** START OF Records for processing **

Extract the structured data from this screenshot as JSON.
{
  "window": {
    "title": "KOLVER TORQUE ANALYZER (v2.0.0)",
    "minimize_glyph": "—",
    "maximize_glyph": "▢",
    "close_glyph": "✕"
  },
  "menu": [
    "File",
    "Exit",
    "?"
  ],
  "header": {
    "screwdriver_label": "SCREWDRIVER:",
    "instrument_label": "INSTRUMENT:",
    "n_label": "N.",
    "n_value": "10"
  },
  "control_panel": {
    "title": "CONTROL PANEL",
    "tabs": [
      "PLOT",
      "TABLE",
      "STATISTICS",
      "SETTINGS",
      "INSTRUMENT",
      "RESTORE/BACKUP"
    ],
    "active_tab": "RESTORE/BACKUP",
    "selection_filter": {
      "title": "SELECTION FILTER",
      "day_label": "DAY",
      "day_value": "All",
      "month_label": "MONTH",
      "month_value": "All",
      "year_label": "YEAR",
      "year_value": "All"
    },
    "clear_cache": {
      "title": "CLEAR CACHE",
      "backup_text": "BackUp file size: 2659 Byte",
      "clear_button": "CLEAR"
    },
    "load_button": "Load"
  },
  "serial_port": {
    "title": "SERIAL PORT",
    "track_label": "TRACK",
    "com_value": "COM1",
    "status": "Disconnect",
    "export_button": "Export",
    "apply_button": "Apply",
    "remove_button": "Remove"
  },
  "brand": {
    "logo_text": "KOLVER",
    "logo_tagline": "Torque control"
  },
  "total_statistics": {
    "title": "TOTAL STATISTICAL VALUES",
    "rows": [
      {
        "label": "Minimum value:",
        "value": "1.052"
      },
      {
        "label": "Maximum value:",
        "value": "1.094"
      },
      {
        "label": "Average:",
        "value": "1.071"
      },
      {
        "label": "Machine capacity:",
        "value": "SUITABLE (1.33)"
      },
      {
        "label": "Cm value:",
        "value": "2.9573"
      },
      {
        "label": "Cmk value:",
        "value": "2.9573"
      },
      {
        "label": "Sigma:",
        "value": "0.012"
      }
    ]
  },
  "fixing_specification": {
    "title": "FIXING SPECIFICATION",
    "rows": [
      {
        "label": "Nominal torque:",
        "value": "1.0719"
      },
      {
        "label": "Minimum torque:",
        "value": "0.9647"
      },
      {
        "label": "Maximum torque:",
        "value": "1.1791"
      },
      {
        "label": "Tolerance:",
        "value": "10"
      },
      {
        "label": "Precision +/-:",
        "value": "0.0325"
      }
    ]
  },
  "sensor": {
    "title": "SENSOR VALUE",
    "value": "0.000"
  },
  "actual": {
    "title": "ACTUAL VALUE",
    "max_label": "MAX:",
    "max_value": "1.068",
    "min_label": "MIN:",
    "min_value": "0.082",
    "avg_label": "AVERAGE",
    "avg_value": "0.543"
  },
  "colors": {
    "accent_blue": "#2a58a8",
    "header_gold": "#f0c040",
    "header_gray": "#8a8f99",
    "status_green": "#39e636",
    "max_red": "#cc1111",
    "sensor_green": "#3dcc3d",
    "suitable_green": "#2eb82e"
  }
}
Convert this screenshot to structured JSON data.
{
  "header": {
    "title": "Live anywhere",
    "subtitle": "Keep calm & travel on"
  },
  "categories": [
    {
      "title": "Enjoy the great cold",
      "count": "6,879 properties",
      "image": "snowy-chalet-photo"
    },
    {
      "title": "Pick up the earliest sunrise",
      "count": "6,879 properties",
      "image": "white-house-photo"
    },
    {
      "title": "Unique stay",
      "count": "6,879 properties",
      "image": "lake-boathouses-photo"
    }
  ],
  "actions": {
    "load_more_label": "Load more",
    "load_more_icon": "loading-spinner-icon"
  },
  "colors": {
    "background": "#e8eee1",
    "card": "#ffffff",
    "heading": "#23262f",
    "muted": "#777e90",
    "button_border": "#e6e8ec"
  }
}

** END OF Records for processing **

Give the listing again, word for word.

Extract the structured data from this screenshot as JSON.
{
  "window": {
    "title": "KOLVER TORQUE ANALYZER (v2.0.0)",
    "minimize_glyph": "—",
    "maximize_glyph": "▢",
    "close_glyph": "✕"
  },
  "menu": [
    "File",
    "Exit",
    "?"
  ],
  "header": {
    "screwdriver_label": "SCREWDRIVER:",
    "instrument_label": "INSTRUMENT:",
    "n_label": "N.",
    "n_value": "10"
  },
  "control_panel": {
    "title": "CONTROL PANEL",
    "tabs": [
      "PLOT",
      "TABLE",
      "STATISTICS",
      "SETTINGS",
      "INSTRUMENT",
      "RESTORE/BACKUP"
    ],
    "active_tab": "RESTORE/BACKUP",
    "selection_filter": {
      "title": "SELECTION FILTER",
      "day_label": "DAY",
      "day_value": "All",
      "month_label": "MONTH",
      "month_value": "All",
      "year_label": "YEAR",
      "year_value": "All"
    },
    "clear_cache": {
      "title": "CLEAR CACHE",
      "backup_text": "BackUp file size: 2659 Byte",
      "clear_button": "CLEAR"
    },
    "load_button": "Load"
  },
  "serial_port": {
    "title": "SERIAL PORT",
    "track_label": "TRACK",
    "com_value": "COM1",
    "status": "Disconnect",
    "export_button": "Export",
    "apply_button": "Apply",
    "remove_button": "Remove"
  },
  "brand": {
    "logo_text": "KOLVER",
    "logo_tagline": "Torque control"
  },
  "total_statistics": {
    "title": "TOTAL STATISTICAL VALUES",
    "rows": [
      {
        "label": "Minimum value:",
        "value": "1.052"
      },
      {
        "label": "Maximum value:",
        "value": "1.094"
      },
      {
        "label": "Average:",
        "value": "1.071"
      },
      {
        "label": "Machine capacity:",
        "value": "SUITABLE (1.33)"
      },
      {
        "label": "Cm value:",
        "value": "2.9573"
      },
      {
        "label": "Cmk value:",
        "value": "2.9573"
      },
      {
        "label": "Sigma:",
        "value": "0.012"
      }
    ]
  },
  "fixing_specification": {
    "title": "FIXING SPECIFICATION",
    "rows": [
      {
        "label": "Nominal torque:",
        "value": "1.0719"
      },
      {
        "label": "Minimum torque:",
        "value": "0.9647"
      },
      {
        "label": "Maximum torque:",
        "value": "1.1791"
      },
      {
        "label": "Tolerance:",
        "value": "10"
      },
      {
        "label": "Precision +/-:",
        "value": "0.0325"
      }
    ]
  },
  "sensor": {
    "title": "SENSOR VALUE",
    "value": "0.000"
  },
  "actual": {
    "title": "ACTUAL VALUE",
    "max_label": "MAX:",
    "max_value": "1.068",
    "min_label": "MIN:",
    "min_value": "0.082",
    "avg_label": "AVERAGE",
    "avg_value": "0.543"
  },
  "colors": {
    "accent_blue": "#2a58a8",
    "header_gold": "#f0c040",
    "header_gray": "#8a8f99",
    "status_green": "#39e636",
    "max_red": "#cc1111",
    "sensor_green": "#3dcc3d",
    "suitable_green": "#2eb82e"
  }
}
Convert this screenshot to structured JSON data.
{
  "header": {
    "title": "Live anywhere",
    "subtitle": "Keep calm & travel on"
  },
  "categories": [
    {
      "title": "Enjoy the great cold",
      "count": "6,879 properties",
      "image": "snowy-chalet-photo"
    },
    {
      "title": "Pick up the earliest sunrise",
      "count": "6,879 properties",
      "image": "white-house-photo"
    },
    {
      "title": "Unique stay",
      "count": "6,879 properties",
      "image": "lake-boathouses-photo"
    }
  ],
  "actions": {
    "load_more_label": "Load more",
    "load_more_icon": "loading-spinner-icon"
  },
  "colors": {
    "background": "#e8eee1",
    "card": "#ffffff",
    "heading": "#23262f",
    "muted": "#777e90",
    "button_border": "#e6e8ec"
  }
}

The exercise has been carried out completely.